====== Records supplied

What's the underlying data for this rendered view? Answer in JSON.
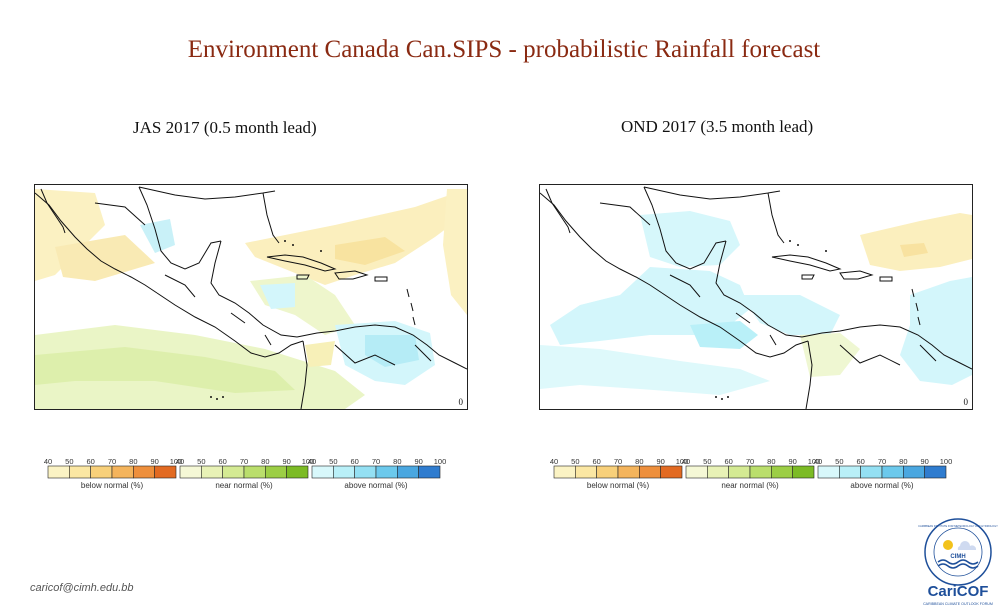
{
  "title": "Environment Canada Can.SIPS - probabilistic  Rainfall forecast",
  "panels": [
    {
      "label": "JAS 2017 (0.5 month lead)"
    },
    {
      "label": "OND 2017 (3.5 month lead)"
    }
  ],
  "legend": {
    "groups": [
      {
        "name": "below-normal",
        "caption": "below normal (%)",
        "ticks": [
          "40",
          "50",
          "60",
          "70",
          "80",
          "90",
          "100"
        ],
        "colors": [
          "#fbf3c4",
          "#fbe7a3",
          "#f8d07a",
          "#f4b45c",
          "#ee8f3c",
          "#e26a22"
        ]
      },
      {
        "name": "near-normal",
        "caption": "near normal (%)",
        "ticks": [
          "40",
          "50",
          "60",
          "70",
          "80",
          "90",
          "100"
        ],
        "colors": [
          "#f5f8d6",
          "#e8f2b6",
          "#d4ea93",
          "#bade6c",
          "#9cce45",
          "#7cbb25"
        ]
      },
      {
        "name": "above-normal",
        "caption": "above normal (%)",
        "ticks": [
          "40",
          "50",
          "60",
          "70",
          "80",
          "90",
          "100"
        ],
        "colors": [
          "#d8f8fb",
          "#b9f0f8",
          "#94e0f3",
          "#6cc9ec",
          "#4aa7e0",
          "#2f7ccf"
        ]
      }
    ]
  },
  "map_marks": {
    "axis_tick": "0",
    "corner_mark": "0"
  },
  "footer": {
    "email": "caricof@cimh.edu.bb"
  },
  "logo": {
    "top_text": "CARIBBEAN INSTITUTE FOR METEOROLOGY AND HYDROLOGY",
    "acronym": "CIMH",
    "brand": "CariCOF",
    "tagline": "CARIBBEAN CLIMATE OUTLOOK FORUM"
  },
  "colors": {
    "title": "#8a2a12",
    "brand_blue": "#1e4f9a",
    "brand_orange": "#e87722"
  }
}
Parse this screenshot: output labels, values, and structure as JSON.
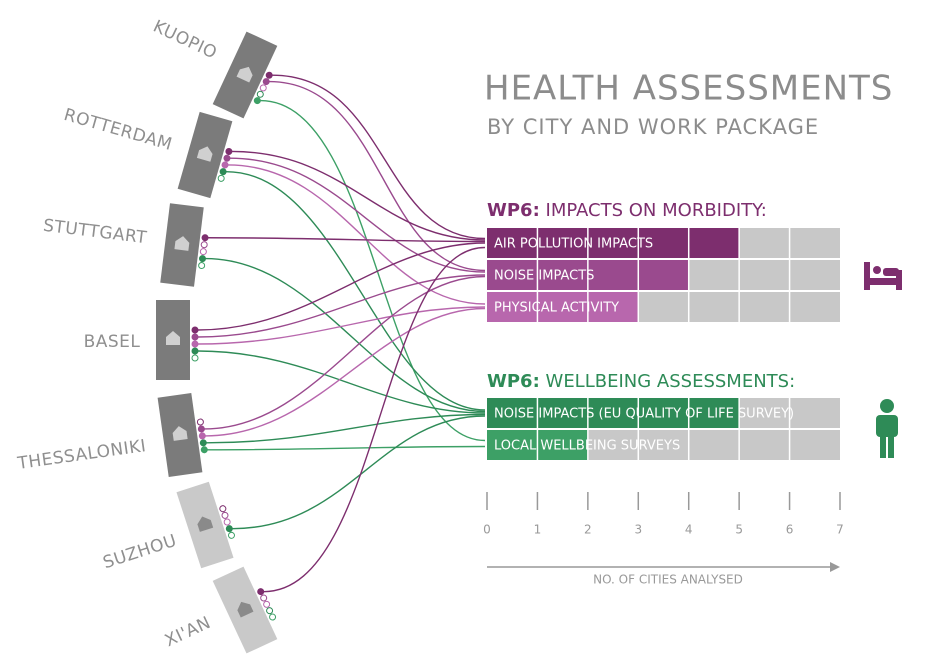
{
  "chart_data": {
    "type": "bar",
    "title": "HEALTH ASSESSMENTS",
    "subtitle": "BY CITY AND WORK PACKAGE",
    "groups": [
      {
        "prefix": "WP6:",
        "name": "IMPACTS ON MORBIDITY:",
        "color": "#7d2e6e",
        "categories": [
          "AIR POLLUTION IMPACTS",
          "NOISE IMPACTS",
          "PHYSICAL ACTIVITY"
        ],
        "values": [
          5,
          4,
          3
        ],
        "colors": [
          "#7d2e6e",
          "#9a4a8e",
          "#b867ad"
        ]
      },
      {
        "prefix": "WP6:",
        "name": "WELLBEING ASSESSMENTS:",
        "color": "#2e8b57",
        "categories": [
          "NOISE IMPACTS (EU QUALITY OF LIFE SURVEY)",
          "LOCAL WELLBEING SURVEYS"
        ],
        "values": [
          5,
          2
        ],
        "colors": [
          "#2e8b57",
          "#3da066"
        ]
      }
    ],
    "xlim": [
      0,
      7
    ],
    "xticks": [
      0,
      1,
      2,
      3,
      4,
      5,
      6,
      7
    ],
    "xlabel": "NO. OF CITIES ANALYSED",
    "cities": [
      "KUOPIO",
      "ROTTERDAM",
      "STUTTGART",
      "BASEL",
      "THESSALONIKI",
      "SUZHOU",
      "XI'AN"
    ]
  }
}
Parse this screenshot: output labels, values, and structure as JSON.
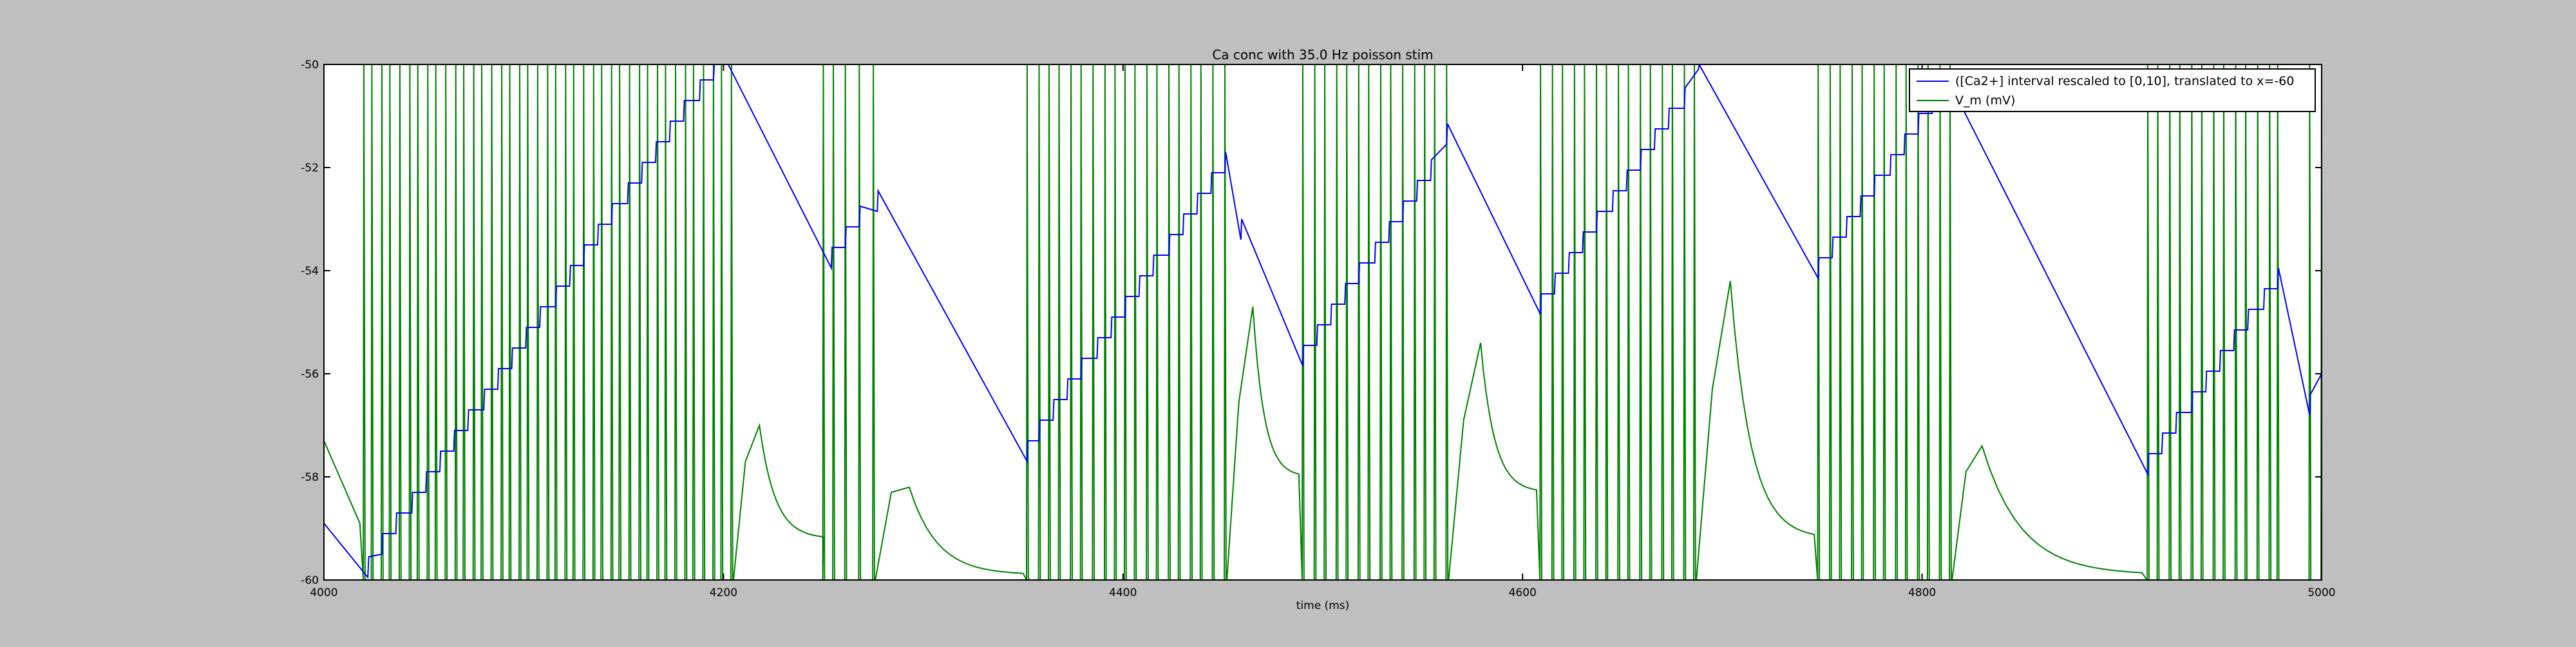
{
  "chart_data": {
    "type": "line",
    "title": "Ca conc with 35.0 Hz poisson stim",
    "xlabel": "time (ms)",
    "ylabel": "",
    "xlim": [
      4000,
      5000
    ],
    "ylim": [
      -60,
      -50
    ],
    "x_ticks": [
      4000,
      4200,
      4400,
      4600,
      4800,
      5000
    ],
    "y_ticks": [
      -60,
      -58,
      -56,
      -54,
      -52,
      -50
    ],
    "grid": false,
    "legend_position": "top-right",
    "series": [
      {
        "name": "([Ca2+] interval rescaled to [0,10], translated to x=-60",
        "color": "#0000ff",
        "spike_times": [
          4022,
          4029,
          4036,
          4044,
          4051,
          4058,
          4065,
          4072,
          4080,
          4087,
          4094,
          4101,
          4108,
          4116,
          4123,
          4130,
          4137,
          4144,
          4152,
          4159,
          4166,
          4173,
          4180,
          4188,
          4195,
          4202,
          4254,
          4261,
          4268,
          4277,
          4352,
          4358,
          4365,
          4372,
          4379,
          4387,
          4394,
          4401,
          4408,
          4415,
          4423,
          4430,
          4437,
          4444,
          4451,
          4459,
          4490,
          4497,
          4504,
          4511,
          4518,
          4526,
          4533,
          4540,
          4547,
          4554,
          4562,
          4609,
          4616,
          4623,
          4630,
          4637,
          4645,
          4652,
          4659,
          4666,
          4673,
          4681,
          4688,
          4748,
          4755,
          4762,
          4769,
          4776,
          4784,
          4791,
          4798,
          4805,
          4812,
          4913,
          4920,
          4927,
          4935,
          4942,
          4949,
          4956,
          4963,
          4971,
          4978,
          4994,
          5000
        ],
        "trough_values": [
          -59.95,
          -59.5,
          -59.1,
          -58.7,
          -58.3,
          -57.9,
          -57.5,
          -57.1,
          -56.7,
          -56.3,
          -55.9,
          -55.5,
          -55.1,
          -54.7,
          -54.3,
          -53.9,
          -53.5,
          -53.1,
          -52.7,
          -52.3,
          -51.9,
          -51.5,
          -51.1,
          -50.7,
          -50.3,
          -49.9,
          -53.95,
          -53.55,
          -53.15,
          -52.85,
          -57.7,
          -57.3,
          -56.9,
          -56.5,
          -56.1,
          -55.7,
          -55.3,
          -54.9,
          -54.5,
          -54.1,
          -53.7,
          -53.3,
          -52.9,
          -52.5,
          -52.1,
          -53.4,
          -55.85,
          -55.45,
          -55.05,
          -54.65,
          -54.25,
          -53.85,
          -53.45,
          -53.05,
          -52.65,
          -52.25,
          -51.55,
          -54.85,
          -54.45,
          -54.05,
          -53.65,
          -53.25,
          -52.85,
          -52.45,
          -52.05,
          -51.65,
          -51.25,
          -50.85,
          -50.1,
          -54.15,
          -53.75,
          -53.35,
          -52.95,
          -52.55,
          -52.15,
          -51.75,
          -51.35,
          -50.95,
          -50.65,
          -57.95,
          -57.55,
          -57.15,
          -56.75,
          -56.35,
          -55.95,
          -55.55,
          -55.15,
          -54.75,
          -54.35,
          -56.8,
          -56.0
        ],
        "start": {
          "x": 4000,
          "y": -58.9
        },
        "decay_rate_per_ms": 0.0173
      },
      {
        "name": "V_m (mV)",
        "color": "#008000",
        "spike_times": [
          4020,
          4024,
          4029,
          4033,
          4038,
          4043,
          4047,
          4052,
          4056,
          4061,
          4066,
          4070,
          4075,
          4079,
          4084,
          4089,
          4093,
          4098,
          4102,
          4107,
          4112,
          4116,
          4121,
          4125,
          4130,
          4135,
          4139,
          4144,
          4148,
          4153,
          4158,
          4162,
          4167,
          4171,
          4176,
          4181,
          4185,
          4190,
          4195,
          4199,
          4204,
          4250,
          4255,
          4261,
          4268,
          4275,
          4290,
          4352,
          4358,
          4363,
          4368,
          4374,
          4379,
          4385,
          4391,
          4396,
          4401,
          4406,
          4412,
          4417,
          4423,
          4428,
          4434,
          4439,
          4445,
          4451,
          4490,
          4496,
          4501,
          4507,
          4512,
          4518,
          4523,
          4529,
          4534,
          4540,
          4546,
          4551,
          4556,
          4562,
          4609,
          4615,
          4620,
          4626,
          4631,
          4637,
          4642,
          4648,
          4653,
          4659,
          4664,
          4670,
          4675,
          4681,
          4686,
          4748,
          4754,
          4759,
          4765,
          4770,
          4776,
          4781,
          4787,
          4792,
          4798,
          4803,
          4809,
          4814,
          4913,
          4918,
          4924,
          4929,
          4935,
          4940,
          4946,
          4951,
          4957,
          4962,
          4968,
          4974,
          4978,
          4994,
          5000
        ],
        "bump_peaks": [
          {
            "x": 4218,
            "y": -57.0
          },
          {
            "x": 4293,
            "y": -58.2
          },
          {
            "x": 4465,
            "y": -54.7
          },
          {
            "x": 4579,
            "y": -55.4
          },
          {
            "x": 4704,
            "y": -54.2
          },
          {
            "x": 4830,
            "y": -57.4
          }
        ],
        "pre_burst_troughs": [
          {
            "x": 4018,
            "y": -58.9
          },
          {
            "x": 4250,
            "y": -59.2
          },
          {
            "x": 4350,
            "y": -59.9
          },
          {
            "x": 4488,
            "y": -58.0
          },
          {
            "x": 4607,
            "y": -58.3
          },
          {
            "x": 4746,
            "y": -59.2
          },
          {
            "x": 4910,
            "y": -59.9
          }
        ]
      }
    ]
  }
}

============

What is needed:
Give only the number of lines in the preceding material that contain the string "CARIBBEAN".

Exercise solution:
2